By Hamish Johnston
I’m back from my trip to Waterloo, Ontario – Canada’s “Quantum Valley” – but there is still so much to tell. The photograph above is of Thomas Jennewein of the Institute for Quantum Computing (IQC), who took me on a tour of his lab earlier this week.
Jennewein is standing next to a quantum receiver that he and his colleagues will soon be bolting to a pick-up truck and driving around Waterloo. The plan is to receive quantum communications from a light source that’s on the roof of one of IQC’s buildings. The ultimate goal of the research is to deploy quantum receivers (and transmitters) in space to create a global quantum-communication network.
If you want to know more about the worldwide effort to put quantum-communication equipment on satellites, Jennewein and his IQC colleague Brendon Higgins wrote about that very topic in the March 2013 issue of Physics World. That issue focuses on “Quantum frontiers” and you can download a free PDF.
Jennewein has also teamed up with IQC colleagues Raymond Laflamme and Steve Macdonald to found a company called Universal Quantum Devices, which creates systems for measuring correlations between single-photon detectors. Measuring such correlations is crucial to implementing quantum cryptography schemes and developing optical circuits for quantum computers.
Leung and I chatted about the effects that quantum cryptography and quantum computers could have on information security. It’s the usual good news/bad news scenario. On the negative side, a practical quantum computer would make short work of cracking the classical systems used to encrypt information today. However, quantum cryptography cannot be hacked – even by a quantum computer – and therefore a solution is at hand. And fortunately for people with secrets, practical quantum cryptography systems already exist, whereas practical quantum computers do not.

(Document structure recognition data)

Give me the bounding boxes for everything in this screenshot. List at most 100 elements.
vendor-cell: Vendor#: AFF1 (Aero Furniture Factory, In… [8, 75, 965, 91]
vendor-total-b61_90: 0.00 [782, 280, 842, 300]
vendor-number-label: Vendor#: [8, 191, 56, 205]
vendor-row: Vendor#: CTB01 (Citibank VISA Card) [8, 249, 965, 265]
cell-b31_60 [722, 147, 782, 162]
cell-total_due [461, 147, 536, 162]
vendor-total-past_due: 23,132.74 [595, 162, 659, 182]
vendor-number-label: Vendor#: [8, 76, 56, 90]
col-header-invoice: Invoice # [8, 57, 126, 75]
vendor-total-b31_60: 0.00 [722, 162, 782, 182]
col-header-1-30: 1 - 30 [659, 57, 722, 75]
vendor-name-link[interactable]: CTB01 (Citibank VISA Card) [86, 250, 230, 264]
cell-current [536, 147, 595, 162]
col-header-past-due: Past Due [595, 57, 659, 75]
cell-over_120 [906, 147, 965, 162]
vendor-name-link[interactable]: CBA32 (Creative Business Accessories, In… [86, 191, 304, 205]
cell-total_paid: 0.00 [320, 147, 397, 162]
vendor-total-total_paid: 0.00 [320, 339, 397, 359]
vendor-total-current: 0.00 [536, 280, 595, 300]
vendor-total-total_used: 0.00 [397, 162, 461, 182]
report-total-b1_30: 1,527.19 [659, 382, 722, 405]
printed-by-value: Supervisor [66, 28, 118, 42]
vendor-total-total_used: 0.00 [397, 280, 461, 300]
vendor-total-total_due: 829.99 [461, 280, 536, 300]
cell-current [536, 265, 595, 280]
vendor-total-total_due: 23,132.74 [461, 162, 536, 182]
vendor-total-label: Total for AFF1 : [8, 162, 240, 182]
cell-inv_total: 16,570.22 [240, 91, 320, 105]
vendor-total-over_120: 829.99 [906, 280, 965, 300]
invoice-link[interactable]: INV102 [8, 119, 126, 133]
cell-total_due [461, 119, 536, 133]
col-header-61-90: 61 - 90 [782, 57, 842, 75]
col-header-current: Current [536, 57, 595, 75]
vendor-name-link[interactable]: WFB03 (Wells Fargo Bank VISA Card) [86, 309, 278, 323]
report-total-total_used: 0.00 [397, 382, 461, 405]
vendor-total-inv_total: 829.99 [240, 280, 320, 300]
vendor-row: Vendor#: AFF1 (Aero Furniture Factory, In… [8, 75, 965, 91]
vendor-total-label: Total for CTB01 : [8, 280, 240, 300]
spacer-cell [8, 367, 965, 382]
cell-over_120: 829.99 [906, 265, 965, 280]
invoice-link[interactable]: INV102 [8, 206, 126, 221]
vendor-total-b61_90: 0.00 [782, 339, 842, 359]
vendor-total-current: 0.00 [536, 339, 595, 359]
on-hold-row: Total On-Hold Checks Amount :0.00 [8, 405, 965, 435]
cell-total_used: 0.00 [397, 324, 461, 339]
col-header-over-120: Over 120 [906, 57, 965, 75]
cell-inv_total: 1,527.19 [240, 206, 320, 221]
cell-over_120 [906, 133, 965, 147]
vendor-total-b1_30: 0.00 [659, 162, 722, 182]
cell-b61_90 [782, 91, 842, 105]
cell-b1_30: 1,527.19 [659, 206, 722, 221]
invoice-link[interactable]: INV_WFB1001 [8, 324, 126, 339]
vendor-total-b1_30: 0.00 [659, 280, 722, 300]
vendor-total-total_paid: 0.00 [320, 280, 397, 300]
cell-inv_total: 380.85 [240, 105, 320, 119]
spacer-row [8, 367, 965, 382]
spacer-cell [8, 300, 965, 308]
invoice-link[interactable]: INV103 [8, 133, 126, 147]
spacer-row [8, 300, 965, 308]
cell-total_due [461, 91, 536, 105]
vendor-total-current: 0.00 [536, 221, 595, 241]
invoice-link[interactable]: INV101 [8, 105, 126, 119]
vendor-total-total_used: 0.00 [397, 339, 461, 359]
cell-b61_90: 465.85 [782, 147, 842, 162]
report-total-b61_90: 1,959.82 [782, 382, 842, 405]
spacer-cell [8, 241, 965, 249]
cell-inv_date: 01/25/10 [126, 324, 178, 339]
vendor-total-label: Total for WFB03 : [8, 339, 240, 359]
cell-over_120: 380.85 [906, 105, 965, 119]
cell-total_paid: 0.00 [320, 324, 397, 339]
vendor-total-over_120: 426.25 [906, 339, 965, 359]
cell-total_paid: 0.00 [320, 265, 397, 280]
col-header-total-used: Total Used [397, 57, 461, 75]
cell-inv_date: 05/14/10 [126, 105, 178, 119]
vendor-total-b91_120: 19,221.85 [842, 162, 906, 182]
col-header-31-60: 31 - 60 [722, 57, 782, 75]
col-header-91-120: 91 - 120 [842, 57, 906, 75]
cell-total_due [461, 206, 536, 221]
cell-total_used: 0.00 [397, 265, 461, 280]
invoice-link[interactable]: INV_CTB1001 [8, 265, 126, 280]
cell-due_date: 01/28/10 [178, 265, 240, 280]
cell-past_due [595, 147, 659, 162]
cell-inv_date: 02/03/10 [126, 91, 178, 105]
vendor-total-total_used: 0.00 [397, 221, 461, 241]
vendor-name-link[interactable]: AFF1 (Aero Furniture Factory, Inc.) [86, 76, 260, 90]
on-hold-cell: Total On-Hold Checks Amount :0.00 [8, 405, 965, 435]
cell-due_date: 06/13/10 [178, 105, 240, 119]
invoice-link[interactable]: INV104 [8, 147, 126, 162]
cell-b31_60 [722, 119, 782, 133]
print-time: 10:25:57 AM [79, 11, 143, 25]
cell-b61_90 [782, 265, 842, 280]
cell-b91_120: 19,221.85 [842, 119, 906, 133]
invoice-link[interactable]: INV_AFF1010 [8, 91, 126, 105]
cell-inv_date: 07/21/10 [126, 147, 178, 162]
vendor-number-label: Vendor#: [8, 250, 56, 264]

▶ Exercise prompt:
Please answer these questions about the post on quantum research in Waterloo:
(a) At which institute does Thomas Jennewein work?
(b) In which issue of Physics World did Jennewein and Brendon Higgins write about putting quantum-communication equipment on satellites?
(c) What does the company Universal Quantum Devices create?

▶ Finished task:
(a) The Institute for Quantum Computing (IQC).
(b) The March 2013 issue.
(c) Systems for measuring correlations between single-photon detectors.